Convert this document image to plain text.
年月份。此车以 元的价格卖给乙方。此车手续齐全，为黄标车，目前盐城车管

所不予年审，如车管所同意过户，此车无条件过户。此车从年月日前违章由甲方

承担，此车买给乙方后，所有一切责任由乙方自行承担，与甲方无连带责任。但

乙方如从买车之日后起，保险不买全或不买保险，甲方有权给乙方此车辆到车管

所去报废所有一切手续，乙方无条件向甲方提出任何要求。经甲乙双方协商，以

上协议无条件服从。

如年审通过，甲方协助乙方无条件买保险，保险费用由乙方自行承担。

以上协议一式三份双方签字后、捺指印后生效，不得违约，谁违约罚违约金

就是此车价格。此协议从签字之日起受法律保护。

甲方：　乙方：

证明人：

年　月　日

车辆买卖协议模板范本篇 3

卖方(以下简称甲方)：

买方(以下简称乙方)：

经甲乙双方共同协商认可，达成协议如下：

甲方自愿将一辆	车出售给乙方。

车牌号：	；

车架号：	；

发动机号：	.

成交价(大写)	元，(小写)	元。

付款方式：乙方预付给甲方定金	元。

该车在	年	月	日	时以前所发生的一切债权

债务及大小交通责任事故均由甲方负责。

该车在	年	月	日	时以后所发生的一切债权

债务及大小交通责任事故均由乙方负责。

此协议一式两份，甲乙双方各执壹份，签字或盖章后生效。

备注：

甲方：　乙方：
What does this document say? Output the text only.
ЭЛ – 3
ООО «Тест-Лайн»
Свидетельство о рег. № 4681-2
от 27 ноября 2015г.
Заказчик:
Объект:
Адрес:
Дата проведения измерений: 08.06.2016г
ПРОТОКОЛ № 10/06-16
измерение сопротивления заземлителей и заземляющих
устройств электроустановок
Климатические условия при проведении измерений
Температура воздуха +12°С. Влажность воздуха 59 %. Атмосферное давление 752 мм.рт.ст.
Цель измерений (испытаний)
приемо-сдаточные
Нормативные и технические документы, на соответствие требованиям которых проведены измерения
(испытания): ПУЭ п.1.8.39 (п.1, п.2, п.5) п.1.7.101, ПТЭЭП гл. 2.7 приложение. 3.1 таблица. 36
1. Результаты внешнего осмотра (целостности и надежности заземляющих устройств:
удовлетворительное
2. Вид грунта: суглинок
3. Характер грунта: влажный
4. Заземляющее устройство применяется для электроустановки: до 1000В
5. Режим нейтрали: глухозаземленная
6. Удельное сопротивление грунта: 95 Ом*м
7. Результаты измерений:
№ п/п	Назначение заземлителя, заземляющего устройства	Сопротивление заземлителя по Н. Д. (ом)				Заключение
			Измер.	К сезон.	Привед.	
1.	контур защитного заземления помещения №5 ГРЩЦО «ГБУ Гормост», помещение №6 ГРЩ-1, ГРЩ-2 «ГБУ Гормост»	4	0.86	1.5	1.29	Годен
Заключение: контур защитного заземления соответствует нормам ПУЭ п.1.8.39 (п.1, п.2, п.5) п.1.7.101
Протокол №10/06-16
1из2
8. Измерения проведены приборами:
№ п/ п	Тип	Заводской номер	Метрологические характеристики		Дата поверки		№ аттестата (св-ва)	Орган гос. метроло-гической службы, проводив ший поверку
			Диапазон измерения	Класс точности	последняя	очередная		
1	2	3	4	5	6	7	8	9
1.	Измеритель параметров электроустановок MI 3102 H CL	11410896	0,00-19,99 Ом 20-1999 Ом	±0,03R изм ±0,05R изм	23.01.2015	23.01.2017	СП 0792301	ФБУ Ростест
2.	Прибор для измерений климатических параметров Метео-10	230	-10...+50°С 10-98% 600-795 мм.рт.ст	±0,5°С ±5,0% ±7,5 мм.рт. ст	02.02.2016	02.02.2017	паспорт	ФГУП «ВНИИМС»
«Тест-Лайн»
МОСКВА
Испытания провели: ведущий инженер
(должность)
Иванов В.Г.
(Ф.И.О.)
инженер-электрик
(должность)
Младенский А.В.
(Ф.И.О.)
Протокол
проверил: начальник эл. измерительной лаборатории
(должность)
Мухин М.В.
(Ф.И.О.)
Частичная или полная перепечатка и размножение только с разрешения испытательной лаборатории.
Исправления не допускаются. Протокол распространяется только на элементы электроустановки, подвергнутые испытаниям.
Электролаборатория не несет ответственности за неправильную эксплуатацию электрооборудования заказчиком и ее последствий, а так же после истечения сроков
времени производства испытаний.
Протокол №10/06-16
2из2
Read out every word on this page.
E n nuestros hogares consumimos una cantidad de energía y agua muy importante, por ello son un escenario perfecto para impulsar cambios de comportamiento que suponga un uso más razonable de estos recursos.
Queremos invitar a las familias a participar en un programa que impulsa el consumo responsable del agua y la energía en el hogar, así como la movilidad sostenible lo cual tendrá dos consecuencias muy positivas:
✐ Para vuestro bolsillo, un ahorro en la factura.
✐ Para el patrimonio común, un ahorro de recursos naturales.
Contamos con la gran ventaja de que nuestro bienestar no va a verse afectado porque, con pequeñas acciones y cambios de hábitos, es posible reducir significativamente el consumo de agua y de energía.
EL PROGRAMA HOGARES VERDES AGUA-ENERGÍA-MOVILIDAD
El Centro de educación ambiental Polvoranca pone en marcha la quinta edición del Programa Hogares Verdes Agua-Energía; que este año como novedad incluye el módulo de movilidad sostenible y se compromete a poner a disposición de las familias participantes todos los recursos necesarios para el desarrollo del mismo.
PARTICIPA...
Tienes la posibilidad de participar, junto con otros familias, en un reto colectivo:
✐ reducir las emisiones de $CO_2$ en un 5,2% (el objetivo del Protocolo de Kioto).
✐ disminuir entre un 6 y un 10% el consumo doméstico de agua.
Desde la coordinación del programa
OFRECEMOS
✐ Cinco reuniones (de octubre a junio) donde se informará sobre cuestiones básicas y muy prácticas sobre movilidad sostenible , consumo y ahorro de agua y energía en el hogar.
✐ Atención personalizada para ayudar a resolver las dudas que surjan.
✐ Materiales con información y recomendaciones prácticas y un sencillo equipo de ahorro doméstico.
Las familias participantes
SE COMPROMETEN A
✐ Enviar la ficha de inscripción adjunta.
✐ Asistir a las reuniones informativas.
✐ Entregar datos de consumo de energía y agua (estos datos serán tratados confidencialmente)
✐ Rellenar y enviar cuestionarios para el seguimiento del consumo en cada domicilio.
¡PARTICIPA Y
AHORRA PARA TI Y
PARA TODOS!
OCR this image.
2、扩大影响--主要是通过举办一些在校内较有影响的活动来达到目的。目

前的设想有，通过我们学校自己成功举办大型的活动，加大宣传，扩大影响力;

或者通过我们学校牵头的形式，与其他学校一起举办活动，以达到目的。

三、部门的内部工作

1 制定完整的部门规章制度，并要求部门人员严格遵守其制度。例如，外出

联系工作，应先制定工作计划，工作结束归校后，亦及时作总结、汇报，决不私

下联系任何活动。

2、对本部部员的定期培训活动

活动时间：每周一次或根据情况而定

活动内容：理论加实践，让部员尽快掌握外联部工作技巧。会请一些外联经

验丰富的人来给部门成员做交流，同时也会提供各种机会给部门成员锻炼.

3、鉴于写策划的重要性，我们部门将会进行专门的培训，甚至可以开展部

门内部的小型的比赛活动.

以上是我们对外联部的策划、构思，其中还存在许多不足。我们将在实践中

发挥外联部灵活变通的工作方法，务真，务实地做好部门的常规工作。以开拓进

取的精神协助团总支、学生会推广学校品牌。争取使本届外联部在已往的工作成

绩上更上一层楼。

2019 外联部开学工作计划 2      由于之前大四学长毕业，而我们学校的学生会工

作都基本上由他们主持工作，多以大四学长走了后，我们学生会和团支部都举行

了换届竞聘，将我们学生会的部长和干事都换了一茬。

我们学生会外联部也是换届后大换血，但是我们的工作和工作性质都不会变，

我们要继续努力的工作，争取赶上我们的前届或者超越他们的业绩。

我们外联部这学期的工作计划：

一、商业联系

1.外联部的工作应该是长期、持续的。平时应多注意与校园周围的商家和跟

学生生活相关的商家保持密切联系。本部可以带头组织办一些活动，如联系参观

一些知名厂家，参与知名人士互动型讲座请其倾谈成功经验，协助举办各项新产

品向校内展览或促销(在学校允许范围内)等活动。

§ THE EXERCISE
Gather each line that holds "грунта".

§ ANSWER TO THE TASK
2. Вид грунта: суглинок
3. Характер грунта: влажный
6. Удельное сопротивление грунта: 95 Ом*м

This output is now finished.